> **EXCERPT PROVIDED**:
The HWL Pegaz was the first Polish post-war motor glider, a single-seat mid-wing monoplane with a pusher propeller and twin tail boom, which was designed and constructed by Tadeusz Chyliński and was built in Warsaw-Goclaw Aircraft Plant 6.

==Design and development==
During 1945 and 1946, Tadeusz Chyliński took part in a competition of the Civil Aviation Department for developing a training motor glider. He won first prize for his project, the HWL Pegaz motor glider. From 1946 to 1947, Tadeusz Chyliński based on an agreement with the Department of Civil Aviation (Departament Lotnictwa Cywilnego) with the help of Bronisław Żurakowski, developed the construction plans for the "Pegaz".

The motor glider was designed to train class "C" glider pilots in stand-alone (without dual-controls) motor piloting, as well as for training and pursuing aeronautic sports in inexpensive aircraft. The engine for the "Pegaz" was designed by Stefan Gajecki, who was well known for designing skimming boat motors. Construction began on the "Pegaz" at the HWL (Harcerskie Warsztaty Lotnicze - Scouts' Aircraft Works) in Warsaw. In 1948, the work was taken over by Warsaw's Gocław Aircraft Plant 6.
The motor glider (one for flying and two unassembled) was finished in spring of 1948. The engineless plane was on display at the Aviation Day in 1948. "Pegaz" was test-flown on July 16, 1949, piloted by Bronisław Żurakowski and Jerzy Szymankiewicz. The factory and certification test were conducted at the National Aviation Institute in Warsaw and completed in May 1950. "Pegaz" was in three air shows on Aviation Day in 1949, 50, 51.

> **STATED GOAL**:
Please answer these questions using the HWL Pegaz text above.
(a) Which department held the competition that Tadeusz Chyliński entered in 1945 and 1946?
(b) Who designed the engine for the "Pegaz"?
(c) On what date was the "Pegaz" test-flown?

Visual layout records:
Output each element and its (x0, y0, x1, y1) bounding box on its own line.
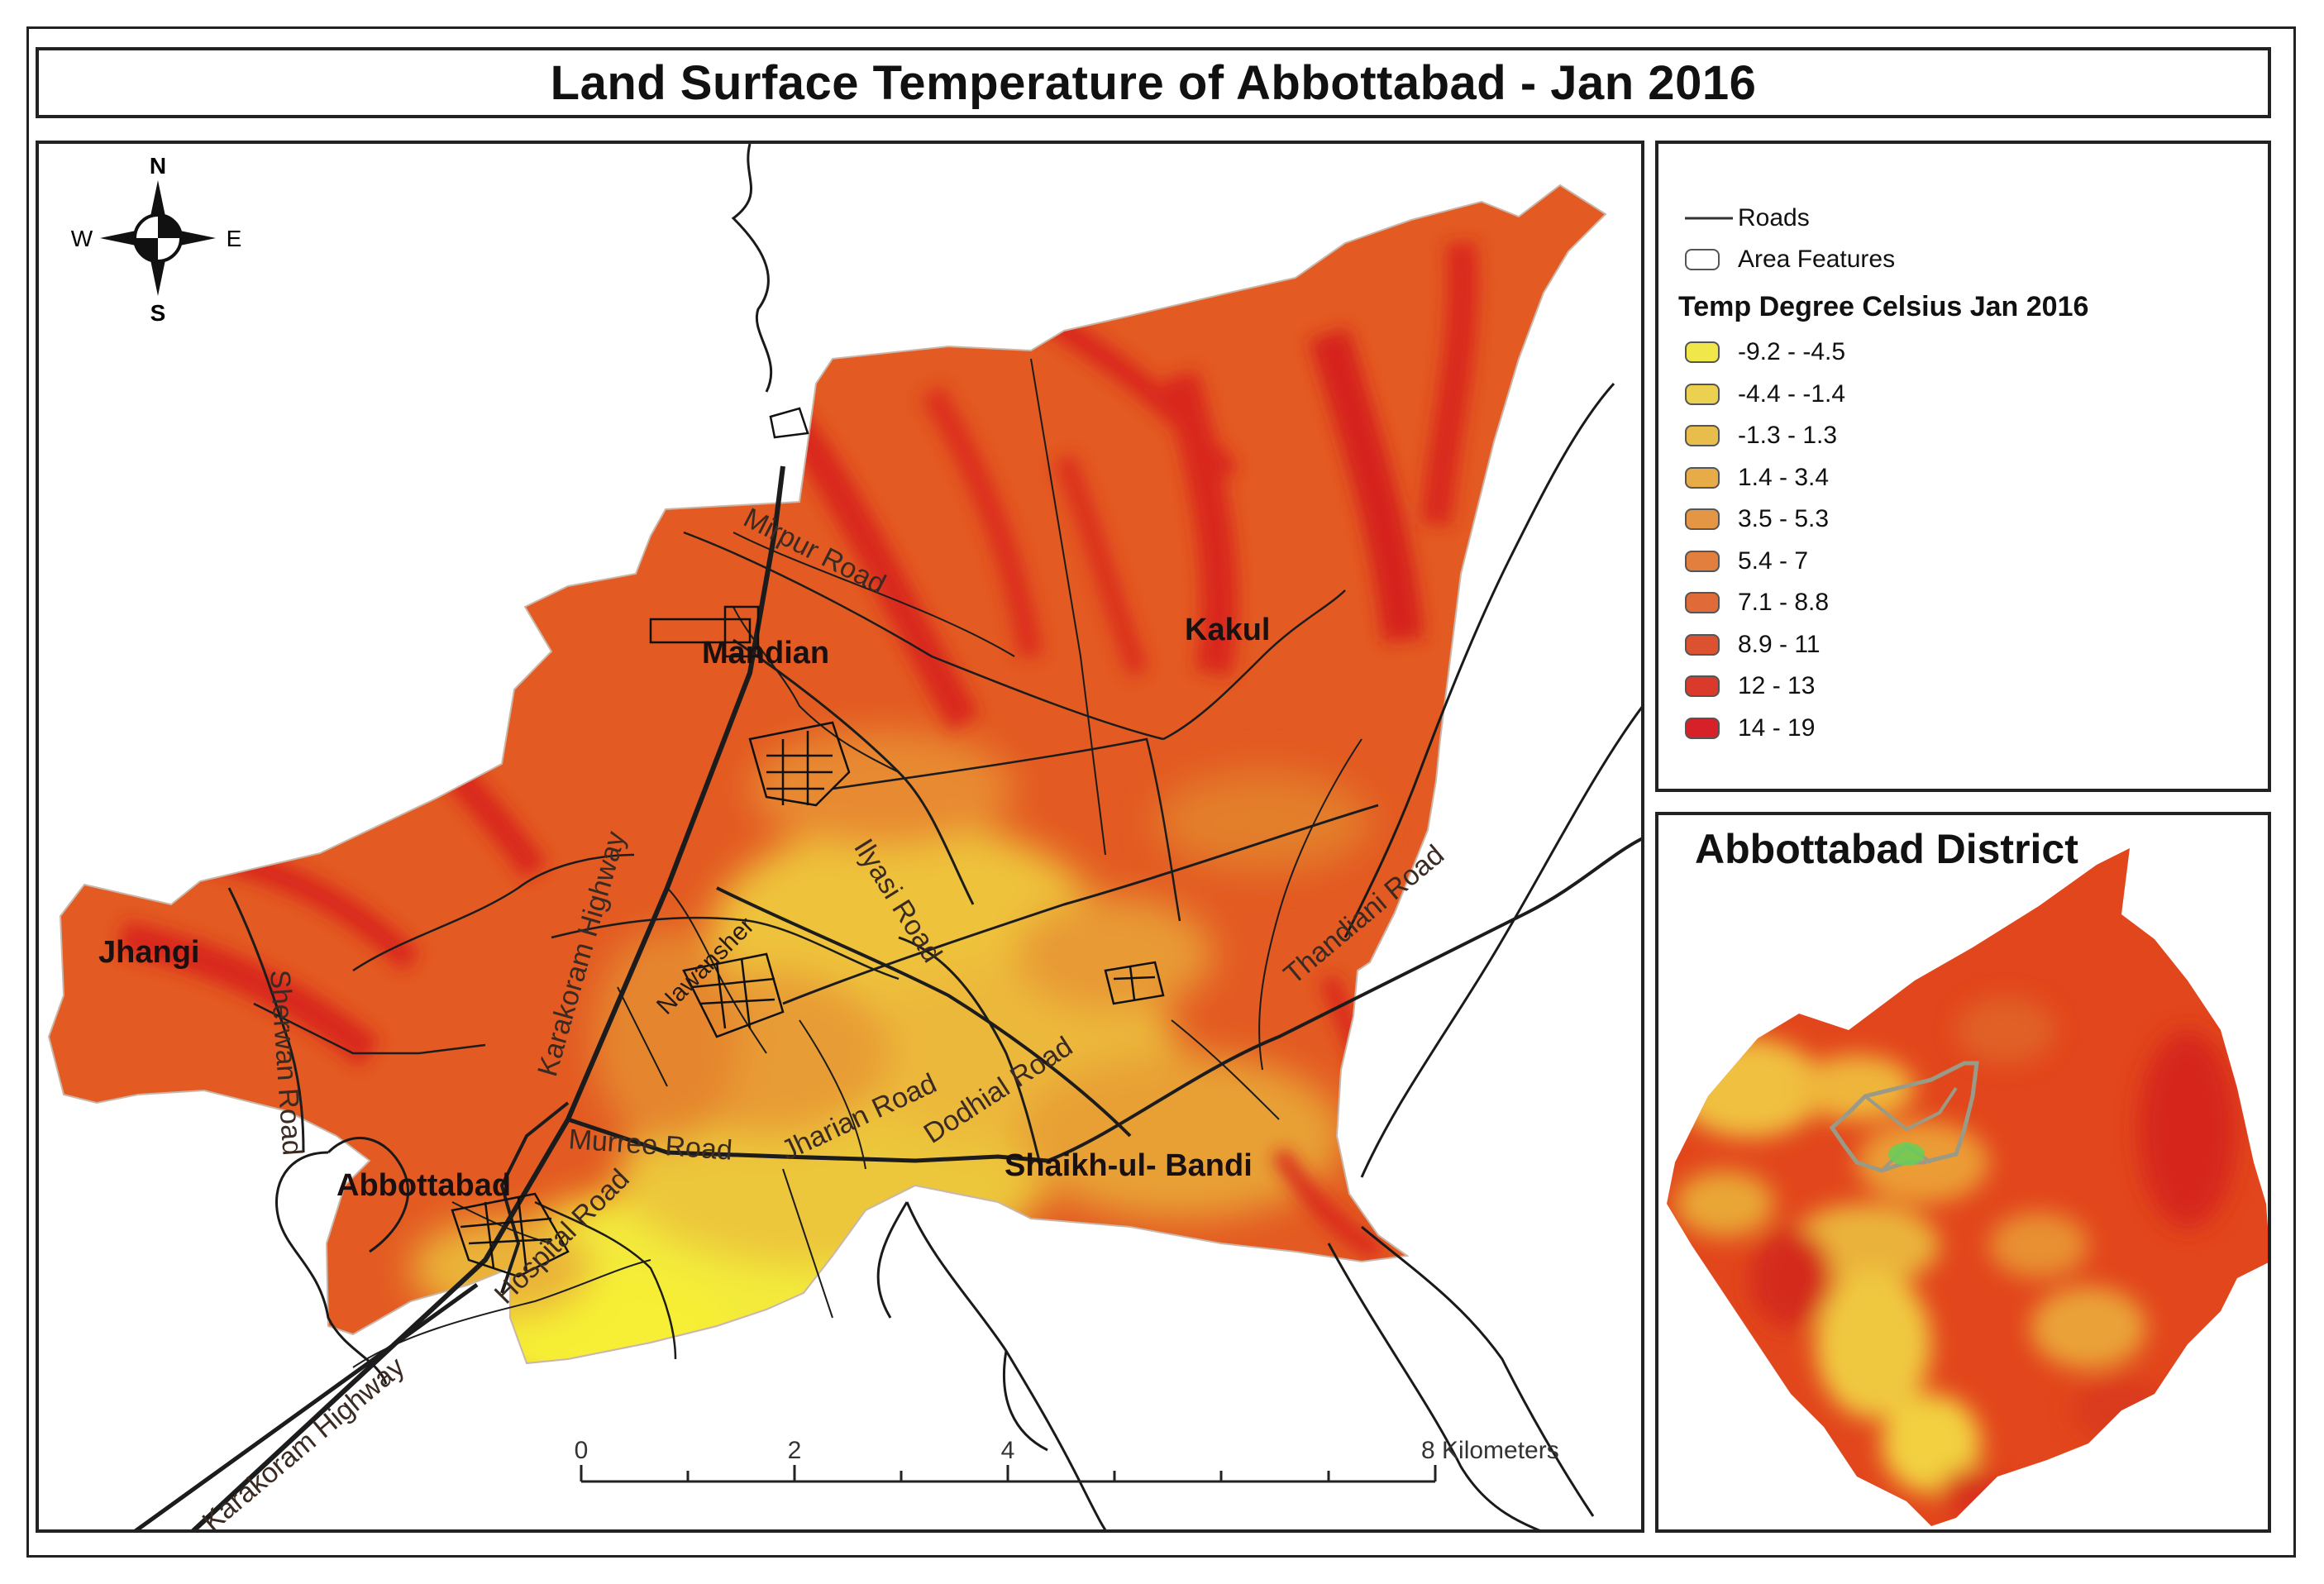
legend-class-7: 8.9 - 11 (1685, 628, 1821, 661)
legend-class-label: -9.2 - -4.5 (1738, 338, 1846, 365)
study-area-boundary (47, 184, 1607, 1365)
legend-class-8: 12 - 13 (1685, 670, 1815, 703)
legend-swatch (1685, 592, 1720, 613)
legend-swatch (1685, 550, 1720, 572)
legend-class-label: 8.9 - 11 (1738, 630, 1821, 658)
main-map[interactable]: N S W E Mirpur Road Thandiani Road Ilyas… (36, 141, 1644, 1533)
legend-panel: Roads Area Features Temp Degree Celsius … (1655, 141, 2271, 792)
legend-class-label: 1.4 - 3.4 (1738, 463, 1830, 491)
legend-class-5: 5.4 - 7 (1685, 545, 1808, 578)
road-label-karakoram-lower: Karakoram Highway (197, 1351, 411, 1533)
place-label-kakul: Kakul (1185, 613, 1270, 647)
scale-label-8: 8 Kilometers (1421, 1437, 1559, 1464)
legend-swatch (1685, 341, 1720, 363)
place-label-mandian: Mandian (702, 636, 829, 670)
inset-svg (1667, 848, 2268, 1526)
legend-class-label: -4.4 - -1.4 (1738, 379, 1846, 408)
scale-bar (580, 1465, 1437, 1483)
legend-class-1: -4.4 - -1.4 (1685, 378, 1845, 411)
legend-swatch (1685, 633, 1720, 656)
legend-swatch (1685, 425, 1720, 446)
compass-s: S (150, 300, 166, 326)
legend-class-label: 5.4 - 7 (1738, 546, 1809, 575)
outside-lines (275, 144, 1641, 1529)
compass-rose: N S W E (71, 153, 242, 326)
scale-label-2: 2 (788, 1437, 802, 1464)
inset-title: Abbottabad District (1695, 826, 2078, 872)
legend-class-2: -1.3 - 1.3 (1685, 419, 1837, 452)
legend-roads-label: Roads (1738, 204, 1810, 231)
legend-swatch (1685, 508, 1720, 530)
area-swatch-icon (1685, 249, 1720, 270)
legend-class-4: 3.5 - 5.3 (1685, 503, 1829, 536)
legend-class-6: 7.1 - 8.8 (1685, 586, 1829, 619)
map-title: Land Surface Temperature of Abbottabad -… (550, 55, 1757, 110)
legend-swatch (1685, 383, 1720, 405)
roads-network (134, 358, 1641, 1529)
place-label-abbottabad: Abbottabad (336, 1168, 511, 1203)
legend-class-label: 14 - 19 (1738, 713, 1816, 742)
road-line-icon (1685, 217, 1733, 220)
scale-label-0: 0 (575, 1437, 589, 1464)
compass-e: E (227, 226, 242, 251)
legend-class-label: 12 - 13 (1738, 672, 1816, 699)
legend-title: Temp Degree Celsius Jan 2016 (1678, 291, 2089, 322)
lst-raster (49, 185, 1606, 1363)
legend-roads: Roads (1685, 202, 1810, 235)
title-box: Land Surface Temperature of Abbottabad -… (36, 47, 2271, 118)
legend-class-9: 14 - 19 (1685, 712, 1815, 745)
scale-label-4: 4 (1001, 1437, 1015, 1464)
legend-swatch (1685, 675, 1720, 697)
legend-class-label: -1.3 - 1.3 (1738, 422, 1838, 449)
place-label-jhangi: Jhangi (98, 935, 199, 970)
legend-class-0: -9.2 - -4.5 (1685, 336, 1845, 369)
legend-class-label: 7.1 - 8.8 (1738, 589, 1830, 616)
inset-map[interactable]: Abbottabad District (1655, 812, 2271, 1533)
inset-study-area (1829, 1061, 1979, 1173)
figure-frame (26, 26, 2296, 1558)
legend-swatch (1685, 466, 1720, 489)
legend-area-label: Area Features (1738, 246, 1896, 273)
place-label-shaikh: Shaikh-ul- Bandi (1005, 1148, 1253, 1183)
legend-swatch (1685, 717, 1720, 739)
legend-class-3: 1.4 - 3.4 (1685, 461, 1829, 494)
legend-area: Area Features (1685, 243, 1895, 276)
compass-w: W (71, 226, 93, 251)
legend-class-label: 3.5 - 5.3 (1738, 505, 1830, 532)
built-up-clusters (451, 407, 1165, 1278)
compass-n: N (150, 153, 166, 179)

> **WRITTEN SOLUTION**:
(a) The Civil Aviation Department.
(b) Stefan Gajecki.
(c) July 16, 1949.